### THE DATA
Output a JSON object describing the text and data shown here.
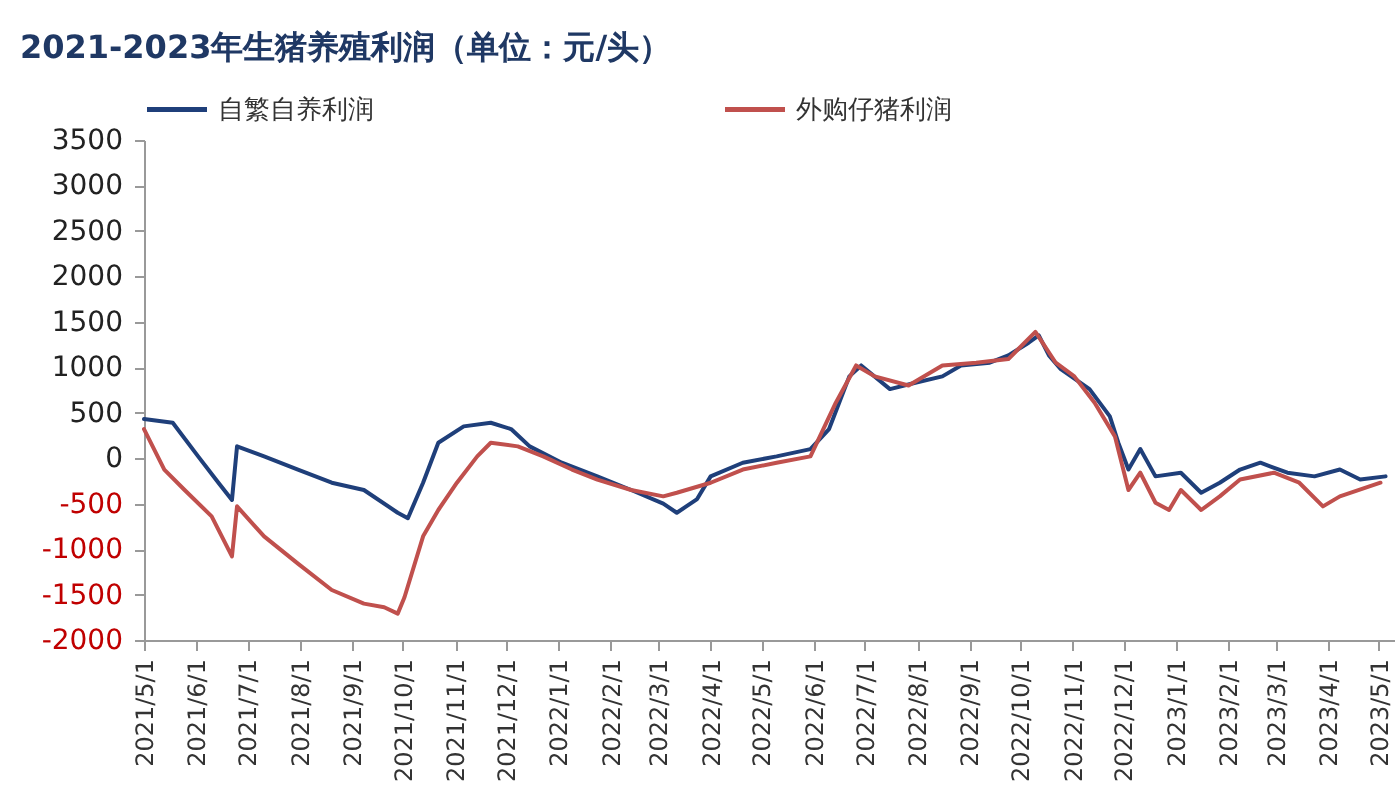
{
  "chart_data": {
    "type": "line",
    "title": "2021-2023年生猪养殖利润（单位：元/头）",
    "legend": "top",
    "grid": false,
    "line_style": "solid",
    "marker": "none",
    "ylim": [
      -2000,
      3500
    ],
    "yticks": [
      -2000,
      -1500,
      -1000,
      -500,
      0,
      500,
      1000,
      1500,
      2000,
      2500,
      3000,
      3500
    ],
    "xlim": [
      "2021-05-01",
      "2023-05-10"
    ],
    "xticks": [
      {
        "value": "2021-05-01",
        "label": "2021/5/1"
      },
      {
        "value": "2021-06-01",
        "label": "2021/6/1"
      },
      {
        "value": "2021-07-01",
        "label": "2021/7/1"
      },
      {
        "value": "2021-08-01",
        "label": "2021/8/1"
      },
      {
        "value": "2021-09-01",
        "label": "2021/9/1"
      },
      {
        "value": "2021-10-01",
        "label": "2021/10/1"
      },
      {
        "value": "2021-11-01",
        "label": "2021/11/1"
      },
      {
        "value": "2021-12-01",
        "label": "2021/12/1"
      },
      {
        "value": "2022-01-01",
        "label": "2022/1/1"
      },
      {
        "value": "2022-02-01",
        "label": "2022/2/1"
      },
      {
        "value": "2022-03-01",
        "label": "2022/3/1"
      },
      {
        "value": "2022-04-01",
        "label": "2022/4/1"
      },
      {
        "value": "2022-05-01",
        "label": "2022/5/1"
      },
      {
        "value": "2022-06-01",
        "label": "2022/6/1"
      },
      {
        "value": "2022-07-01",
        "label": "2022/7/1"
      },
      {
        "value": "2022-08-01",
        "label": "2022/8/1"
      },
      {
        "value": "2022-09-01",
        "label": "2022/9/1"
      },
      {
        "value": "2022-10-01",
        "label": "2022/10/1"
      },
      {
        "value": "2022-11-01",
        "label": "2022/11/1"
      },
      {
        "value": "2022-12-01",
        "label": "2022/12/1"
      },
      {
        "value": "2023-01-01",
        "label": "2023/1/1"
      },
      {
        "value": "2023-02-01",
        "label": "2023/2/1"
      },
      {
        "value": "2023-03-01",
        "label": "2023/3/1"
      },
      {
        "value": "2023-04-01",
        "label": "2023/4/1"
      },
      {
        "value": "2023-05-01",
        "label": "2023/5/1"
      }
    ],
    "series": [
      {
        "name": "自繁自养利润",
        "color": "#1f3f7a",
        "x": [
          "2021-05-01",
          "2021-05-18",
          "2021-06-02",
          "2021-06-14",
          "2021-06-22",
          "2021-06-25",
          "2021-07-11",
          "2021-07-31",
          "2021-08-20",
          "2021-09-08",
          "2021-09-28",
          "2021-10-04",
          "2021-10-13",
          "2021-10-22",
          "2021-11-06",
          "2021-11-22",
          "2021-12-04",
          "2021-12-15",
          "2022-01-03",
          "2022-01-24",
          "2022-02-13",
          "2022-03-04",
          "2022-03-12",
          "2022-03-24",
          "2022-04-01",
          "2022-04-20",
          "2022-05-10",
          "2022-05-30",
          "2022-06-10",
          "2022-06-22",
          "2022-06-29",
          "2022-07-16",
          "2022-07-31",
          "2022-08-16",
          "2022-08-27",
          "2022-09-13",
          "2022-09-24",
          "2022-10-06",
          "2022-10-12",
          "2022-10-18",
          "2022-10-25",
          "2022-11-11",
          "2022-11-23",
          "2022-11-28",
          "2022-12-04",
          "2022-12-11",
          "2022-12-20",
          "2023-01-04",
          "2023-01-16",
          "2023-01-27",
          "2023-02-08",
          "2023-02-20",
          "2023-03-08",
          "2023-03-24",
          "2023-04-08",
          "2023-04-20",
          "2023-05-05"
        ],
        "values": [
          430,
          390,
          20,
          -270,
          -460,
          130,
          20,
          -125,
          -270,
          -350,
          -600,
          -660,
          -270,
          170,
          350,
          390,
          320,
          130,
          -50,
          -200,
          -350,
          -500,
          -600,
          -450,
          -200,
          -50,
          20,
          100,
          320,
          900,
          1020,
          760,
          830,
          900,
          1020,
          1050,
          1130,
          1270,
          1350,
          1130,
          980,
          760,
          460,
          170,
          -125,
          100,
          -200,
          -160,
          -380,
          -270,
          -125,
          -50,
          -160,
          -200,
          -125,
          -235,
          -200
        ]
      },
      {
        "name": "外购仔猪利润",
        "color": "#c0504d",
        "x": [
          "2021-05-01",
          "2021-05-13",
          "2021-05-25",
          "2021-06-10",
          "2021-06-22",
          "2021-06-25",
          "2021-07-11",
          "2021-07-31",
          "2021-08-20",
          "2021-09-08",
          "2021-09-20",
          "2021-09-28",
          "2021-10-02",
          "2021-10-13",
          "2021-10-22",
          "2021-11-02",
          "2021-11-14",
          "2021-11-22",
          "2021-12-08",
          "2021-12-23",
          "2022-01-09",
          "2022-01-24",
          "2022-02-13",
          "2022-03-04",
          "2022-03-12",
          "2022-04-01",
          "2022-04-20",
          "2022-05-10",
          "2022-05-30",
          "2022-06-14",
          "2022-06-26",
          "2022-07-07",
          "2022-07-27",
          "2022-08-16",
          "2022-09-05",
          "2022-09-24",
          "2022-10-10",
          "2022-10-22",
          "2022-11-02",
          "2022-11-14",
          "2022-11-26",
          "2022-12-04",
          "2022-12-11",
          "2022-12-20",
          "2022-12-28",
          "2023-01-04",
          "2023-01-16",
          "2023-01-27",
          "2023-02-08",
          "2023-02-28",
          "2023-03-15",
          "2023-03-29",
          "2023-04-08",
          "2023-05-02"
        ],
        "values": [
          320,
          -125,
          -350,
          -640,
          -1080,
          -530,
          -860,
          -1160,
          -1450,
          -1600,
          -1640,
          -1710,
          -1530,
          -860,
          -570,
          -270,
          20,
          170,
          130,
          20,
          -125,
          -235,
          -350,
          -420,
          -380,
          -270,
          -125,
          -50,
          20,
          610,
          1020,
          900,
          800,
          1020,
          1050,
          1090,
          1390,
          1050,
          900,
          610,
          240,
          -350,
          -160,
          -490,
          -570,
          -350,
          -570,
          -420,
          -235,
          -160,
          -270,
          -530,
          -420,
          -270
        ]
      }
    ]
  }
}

### PROBLEM
Omit every picture, and otherwise quote the entries exactly.

### RIGHT ANSWER
Output a JSON object describing the text and data shown here.
{
  "chart_data": {
    "type": "line",
    "title": "2021-2023年生猪养殖利润（单位：元/头）",
    "legend": "top",
    "grid": false,
    "line_style": "solid",
    "marker": "none",
    "ylim": [
      -2000,
      3500
    ],
    "yticks": [
      -2000,
      -1500,
      -1000,
      -500,
      0,
      500,
      1000,
      1500,
      2000,
      2500,
      3000,
      3500
    ],
    "xlim": [
      "2021-05-01",
      "2023-05-10"
    ],
    "xticks": [
      {
        "value": "2021-05-01",
        "label": "2021/5/1"
      },
      {
        "value": "2021-06-01",
        "label": "2021/6/1"
      },
      {
        "value": "2021-07-01",
        "label": "2021/7/1"
      },
      {
        "value": "2021-08-01",
        "label": "2021/8/1"
      },
      {
        "value": "2021-09-01",
        "label": "2021/9/1"
      },
      {
        "value": "2021-10-01",
        "label": "2021/10/1"
      },
      {
        "value": "2021-11-01",
        "label": "2021/11/1"
      },
      {
        "value": "2021-12-01",
        "label": "2021/12/1"
      },
      {
        "value": "2022-01-01",
        "label": "2022/1/1"
      },
      {
        "value": "2022-02-01",
        "label": "2022/2/1"
      },
      {
        "value": "2022-03-01",
        "label": "2022/3/1"
      },
      {
        "value": "2022-04-01",
        "label": "2022/4/1"
      },
      {
        "value": "2022-05-01",
        "label": "2022/5/1"
      },
      {
        "value": "2022-06-01",
        "label": "2022/6/1"
      },
      {
        "value": "2022-07-01",
        "label": "2022/7/1"
      },
      {
        "value": "2022-08-01",
        "label": "2022/8/1"
      },
      {
        "value": "2022-09-01",
        "label": "2022/9/1"
      },
      {
        "value": "2022-10-01",
        "label": "2022/10/1"
      },
      {
        "value": "2022-11-01",
        "label": "2022/11/1"
      },
      {
        "value": "2022-12-01",
        "label": "2022/12/1"
      },
      {
        "value": "2023-01-01",
        "label": "2023/1/1"
      },
      {
        "value": "2023-02-01",
        "label": "2023/2/1"
      },
      {
        "value": "2023-03-01",
        "label": "2023/3/1"
      },
      {
        "value": "2023-04-01",
        "label": "2023/4/1"
      },
      {
        "value": "2023-05-01",
        "label": "2023/5/1"
      }
    ],
    "series": [
      {
        "name": "自繁自养利润",
        "color": "#1f3f7a",
        "x": [
          "2021-05-01",
          "2021-05-18",
          "2021-06-02",
          "2021-06-14",
          "2021-06-22",
          "2021-06-25",
          "2021-07-11",
          "2021-07-31",
          "2021-08-20",
          "2021-09-08",
          "2021-09-28",
          "2021-10-04",
          "2021-10-13",
          "2021-10-22",
          "2021-11-06",
          "2021-11-22",
          "2021-12-04",
          "2021-12-15",
          "2022-01-03",
          "2022-01-24",
          "2022-02-13",
          "2022-03-04",
          "2022-03-12",
          "2022-03-24",
          "2022-04-01",
          "2022-04-20",
          "2022-05-10",
          "2022-05-30",
          "2022-06-10",
          "2022-06-22",
          "2022-06-29",
          "2022-07-16",
          "2022-07-31",
          "2022-08-16",
          "2022-08-27",
          "2022-09-13",
          "2022-09-24",
          "2022-10-06",
          "2022-10-12",
          "2022-10-18",
          "2022-10-25",
          "2022-11-11",
          "2022-11-23",
          "2022-11-28",
          "2022-12-04",
          "2022-12-11",
          "2022-12-20",
          "2023-01-04",
          "2023-01-16",
          "2023-01-27",
          "2023-02-08",
          "2023-02-20",
          "2023-03-08",
          "2023-03-24",
          "2023-04-08",
          "2023-04-20",
          "2023-05-05"
        ],
        "values": [
          430,
          390,
          20,
          -270,
          -460,
          130,
          20,
          -125,
          -270,
          -350,
          -600,
          -660,
          -270,
          170,
          350,
          390,
          320,
          130,
          -50,
          -200,
          -350,
          -500,
          -600,
          -450,
          -200,
          -50,
          20,
          100,
          320,
          900,
          1020,
          760,
          830,
          900,
          1020,
          1050,
          1130,
          1270,
          1350,
          1130,
          980,
          760,
          460,
          170,
          -125,
          100,
          -200,
          -160,
          -380,
          -270,
          -125,
          -50,
          -160,
          -200,
          -125,
          -235,
          -200
        ]
      },
      {
        "name": "外购仔猪利润",
        "color": "#c0504d",
        "x": [
          "2021-05-01",
          "2021-05-13",
          "2021-05-25",
          "2021-06-10",
          "2021-06-22",
          "2021-06-25",
          "2021-07-11",
          "2021-07-31",
          "2021-08-20",
          "2021-09-08",
          "2021-09-20",
          "2021-09-28",
          "2021-10-02",
          "2021-10-13",
          "2021-10-22",
          "2021-11-02",
          "2021-11-14",
          "2021-11-22",
          "2021-12-08",
          "2021-12-23",
          "2022-01-09",
          "2022-01-24",
          "2022-02-13",
          "2022-03-04",
          "2022-03-12",
          "2022-04-01",
          "2022-04-20",
          "2022-05-10",
          "2022-05-30",
          "2022-06-14",
          "2022-06-26",
          "2022-07-07",
          "2022-07-27",
          "2022-08-16",
          "2022-09-05",
          "2022-09-24",
          "2022-10-10",
          "2022-10-22",
          "2022-11-02",
          "2022-11-14",
          "2022-11-26",
          "2022-12-04",
          "2022-12-11",
          "2022-12-20",
          "2022-12-28",
          "2023-01-04",
          "2023-01-16",
          "2023-01-27",
          "2023-02-08",
          "2023-02-28",
          "2023-03-15",
          "2023-03-29",
          "2023-04-08",
          "2023-05-02"
        ],
        "values": [
          320,
          -125,
          -350,
          -640,
          -1080,
          -530,
          -860,
          -1160,
          -1450,
          -1600,
          -1640,
          -1710,
          -1530,
          -860,
          -570,
          -270,
          20,
          170,
          130,
          20,
          -125,
          -235,
          -350,
          -420,
          -380,
          -270,
          -125,
          -50,
          20,
          610,
          1020,
          900,
          800,
          1020,
          1050,
          1090,
          1390,
          1050,
          900,
          610,
          240,
          -350,
          -160,
          -490,
          -570,
          -350,
          -570,
          -420,
          -235,
          -160,
          -270,
          -530,
          -420,
          -270
        ]
      }
    ]
  }
}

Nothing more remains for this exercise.